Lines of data

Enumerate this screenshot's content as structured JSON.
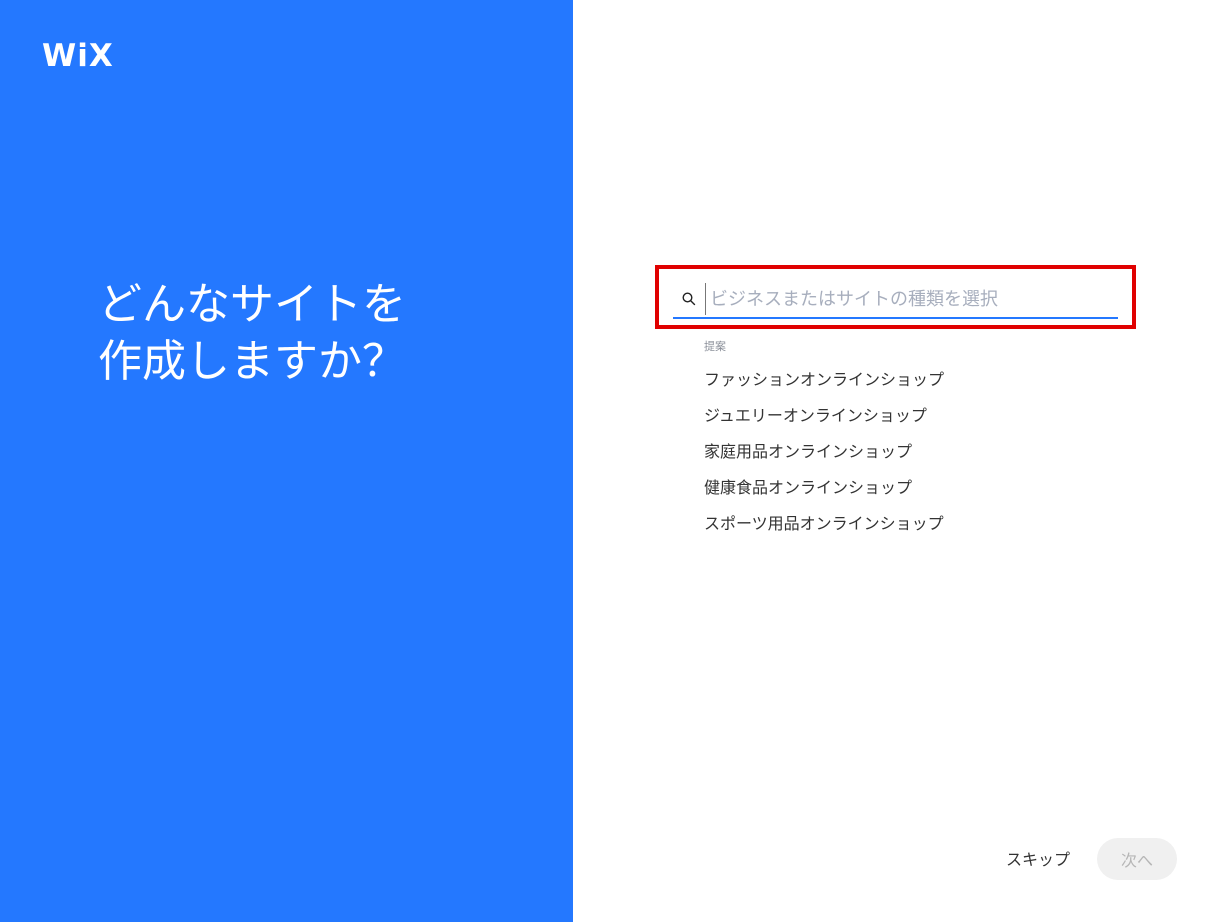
{
  "brand": {
    "logo_text": "WiX",
    "accent_color": "#2478ff"
  },
  "headline": {
    "line1": "どんなサイトを",
    "line2": "作成しますか？"
  },
  "search": {
    "icon": "search-icon",
    "placeholder": "ビジネスまたはサイトの種類を選択",
    "value": ""
  },
  "suggestions": {
    "heading": "提案",
    "items": [
      "ファッションオンラインショップ",
      "ジュエリーオンラインショップ",
      "家庭用品オンラインショップ",
      "健康食品オンラインショップ",
      "スポーツ用品オンラインショップ"
    ]
  },
  "footer": {
    "skip_label": "スキップ",
    "next_label": "次へ"
  },
  "highlight_color": "#e00000"
}
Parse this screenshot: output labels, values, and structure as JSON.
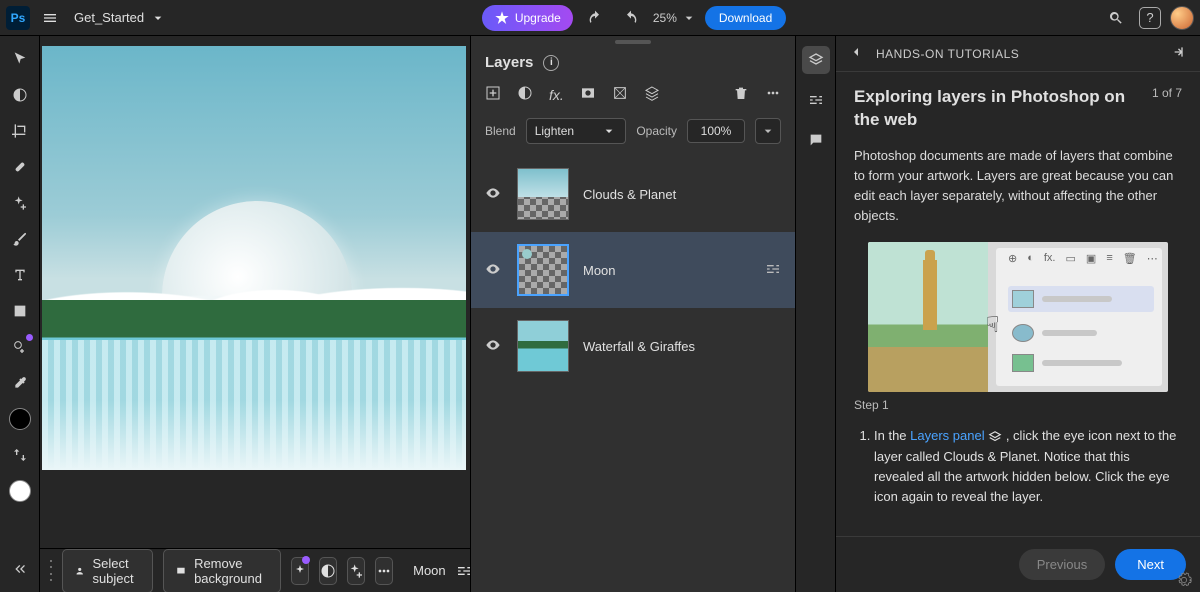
{
  "header": {
    "file_name": "Get_Started",
    "upgrade_label": "Upgrade",
    "zoom": "25%",
    "download_label": "Download"
  },
  "context_bar": {
    "select_subject": "Select subject",
    "remove_bg": "Remove background",
    "active_layer": "Moon"
  },
  "layers_panel": {
    "title": "Layers",
    "blend_label": "Blend",
    "blend_mode": "Lighten",
    "opacity_label": "Opacity",
    "opacity_value": "100%",
    "layers": [
      {
        "name": "Clouds & Planet"
      },
      {
        "name": "Moon"
      },
      {
        "name": "Waterfall & Giraffes"
      }
    ]
  },
  "tutorial": {
    "breadcrumb": "HANDS-ON TUTORIALS",
    "title": "Exploring layers in Photoshop on the web",
    "progress": "1 of 7",
    "description": "Photoshop documents are made of layers that combine to form your artwork. Layers are great because you can edit each layer separately, without affecting the other objects.",
    "step_label": "Step 1",
    "step_prefix": "In the ",
    "step_link": "Layers panel",
    "step_suffix": " , click the eye icon next to the layer called Clouds & Planet. Notice that this revealed all the artwork hidden below. Click the eye icon again to reveal the layer.",
    "prev": "Previous",
    "next": "Next"
  }
}
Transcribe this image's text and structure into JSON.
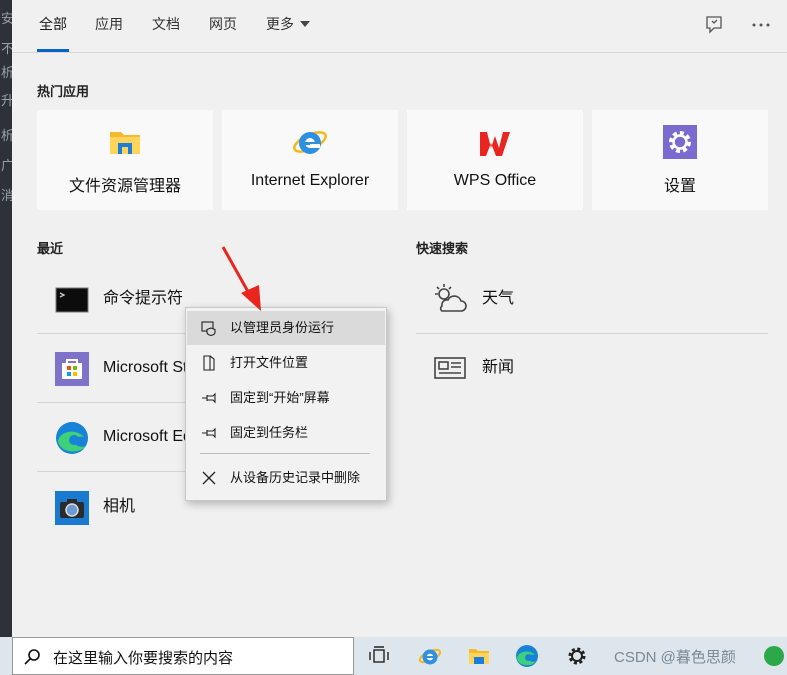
{
  "desktop_strip": {
    "chars": [
      "安",
      "不",
      "析",
      "升",
      "析",
      "广",
      "消"
    ]
  },
  "tabs": [
    {
      "label": "全部",
      "active": true
    },
    {
      "label": "应用",
      "active": false
    },
    {
      "label": "文档",
      "active": false
    },
    {
      "label": "网页",
      "active": false
    },
    {
      "label": "更多",
      "active": false,
      "has_dropdown": true
    }
  ],
  "top_icons": [
    "feedback-icon",
    "more-options-icon"
  ],
  "hot_apps": {
    "title": "热门应用",
    "items": [
      {
        "label": "文件资源管理器",
        "icon": "file-explorer-icon"
      },
      {
        "label": "Internet Explorer",
        "icon": "internet-explorer-icon"
      },
      {
        "label": "WPS Office",
        "icon": "wps-office-icon"
      },
      {
        "label": "设置",
        "icon": "settings-gear-icon"
      }
    ]
  },
  "recent": {
    "title": "最近",
    "items": [
      {
        "label": "命令提示符",
        "icon": "command-prompt-icon"
      },
      {
        "label": "Microsoft Store",
        "icon": "microsoft-store-icon"
      },
      {
        "label": "Microsoft Edge",
        "icon": "microsoft-edge-icon"
      },
      {
        "label": "相机",
        "icon": "camera-icon"
      }
    ]
  },
  "quick_search": {
    "title": "快速搜索",
    "items": [
      {
        "label": "天气",
        "icon": "weather-icon"
      },
      {
        "label": "新闻",
        "icon": "news-icon"
      }
    ]
  },
  "context_menu": {
    "items": [
      {
        "label": "以管理员身份运行",
        "icon": "run-as-admin-icon",
        "highlighted": true
      },
      {
        "label": "打开文件位置",
        "icon": "open-file-location-icon"
      },
      {
        "label": "固定到“开始”屏幕",
        "icon": "pin-icon"
      },
      {
        "label": "固定到任务栏",
        "icon": "pin-icon"
      },
      {
        "label": "从设备历史记录中删除",
        "icon": "close-icon"
      }
    ]
  },
  "taskbar": {
    "search_value": "在这里输入你要搜索的内容",
    "icons": [
      "task-view-icon",
      "internet-explorer-icon",
      "file-explorer-icon",
      "microsoft-edge-icon",
      "settings-gear-icon"
    ],
    "watermark": "CSDN @暮色思颜"
  },
  "colors": {
    "accent": "#0a64c8",
    "annotation": "#e8251e"
  }
}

> **Your instructions**
Output the data above without changes, apart from leaving out the pictures.

> **Result of the task**
Enumerate this screenshot's content as structured JSON.
{
  "brand": {
    "logo_text": "WiX",
    "accent_color": "#2478ff"
  },
  "headline": {
    "line1": "どんなサイトを",
    "line2": "作成しますか？"
  },
  "search": {
    "icon": "search-icon",
    "placeholder": "ビジネスまたはサイトの種類を選択",
    "value": ""
  },
  "suggestions": {
    "heading": "提案",
    "items": [
      "ファッションオンラインショップ",
      "ジュエリーオンラインショップ",
      "家庭用品オンラインショップ",
      "健康食品オンラインショップ",
      "スポーツ用品オンラインショップ"
    ]
  },
  "footer": {
    "skip_label": "スキップ",
    "next_label": "次へ"
  },
  "highlight_color": "#e00000"
}
Parse this screenshot: output labels, values, and structure as JSON.
{
  "header": {
    "file_name": "Get_Started",
    "upgrade_label": "Upgrade",
    "zoom": "25%",
    "download_label": "Download"
  },
  "context_bar": {
    "select_subject": "Select subject",
    "remove_bg": "Remove background",
    "active_layer": "Moon"
  },
  "layers_panel": {
    "title": "Layers",
    "blend_label": "Blend",
    "blend_mode": "Lighten",
    "opacity_label": "Opacity",
    "opacity_value": "100%",
    "layers": [
      {
        "name": "Clouds & Planet"
      },
      {
        "name": "Moon"
      },
      {
        "name": "Waterfall & Giraffes"
      }
    ]
  },
  "tutorial": {
    "breadcrumb": "HANDS-ON TUTORIALS",
    "title": "Exploring layers in Photoshop on the web",
    "progress": "1 of 7",
    "description": "Photoshop documents are made of layers that combine to form your artwork. Layers are great because you can edit each layer separately, without affecting the other objects.",
    "step_label": "Step 1",
    "step_prefix": "In the ",
    "step_link": "Layers panel",
    "step_suffix": " , click the eye icon next to the layer called Clouds & Planet. Notice that this revealed all the artwork hidden below. Click the eye icon again to reveal the layer.",
    "prev": "Previous",
    "next": "Next"
  }
}
Transcribe this image's text and structure into JSON.
{
  "desktop_strip": {
    "chars": [
      "安",
      "不",
      "析",
      "升",
      "析",
      "广",
      "消"
    ]
  },
  "tabs": [
    {
      "label": "全部",
      "active": true
    },
    {
      "label": "应用",
      "active": false
    },
    {
      "label": "文档",
      "active": false
    },
    {
      "label": "网页",
      "active": false
    },
    {
      "label": "更多",
      "active": false,
      "has_dropdown": true
    }
  ],
  "top_icons": [
    "feedback-icon",
    "more-options-icon"
  ],
  "hot_apps": {
    "title": "热门应用",
    "items": [
      {
        "label": "文件资源管理器",
        "icon": "file-explorer-icon"
      },
      {
        "label": "Internet Explorer",
        "icon": "internet-explorer-icon"
      },
      {
        "label": "WPS Office",
        "icon": "wps-office-icon"
      },
      {
        "label": "设置",
        "icon": "settings-gear-icon"
      }
    ]
  },
  "recent": {
    "title": "最近",
    "items": [
      {
        "label": "命令提示符",
        "icon": "command-prompt-icon"
      },
      {
        "label": "Microsoft Store",
        "icon": "microsoft-store-icon"
      },
      {
        "label": "Microsoft Edge",
        "icon": "microsoft-edge-icon"
      },
      {
        "label": "相机",
        "icon": "camera-icon"
      }
    ]
  },
  "quick_search": {
    "title": "快速搜索",
    "items": [
      {
        "label": "天气",
        "icon": "weather-icon"
      },
      {
        "label": "新闻",
        "icon": "news-icon"
      }
    ]
  },
  "context_menu": {
    "items": [
      {
        "label": "以管理员身份运行",
        "icon": "run-as-admin-icon",
        "highlighted": true
      },
      {
        "label": "打开文件位置",
        "icon": "open-file-location-icon"
      },
      {
        "label": "固定到“开始”屏幕",
        "icon": "pin-icon"
      },
      {
        "label": "固定到任务栏",
        "icon": "pin-icon"
      },
      {
        "label": "从设备历史记录中删除",
        "icon": "close-icon"
      }
    ]
  },
  "taskbar": {
    "search_value": "在这里输入你要搜索的内容",
    "icons": [
      "task-view-icon",
      "internet-explorer-icon",
      "file-explorer-icon",
      "microsoft-edge-icon",
      "settings-gear-icon"
    ],
    "watermark": "CSDN @暮色思颜"
  },
  "colors": {
    "accent": "#0a64c8",
    "annotation": "#e8251e"
  }
}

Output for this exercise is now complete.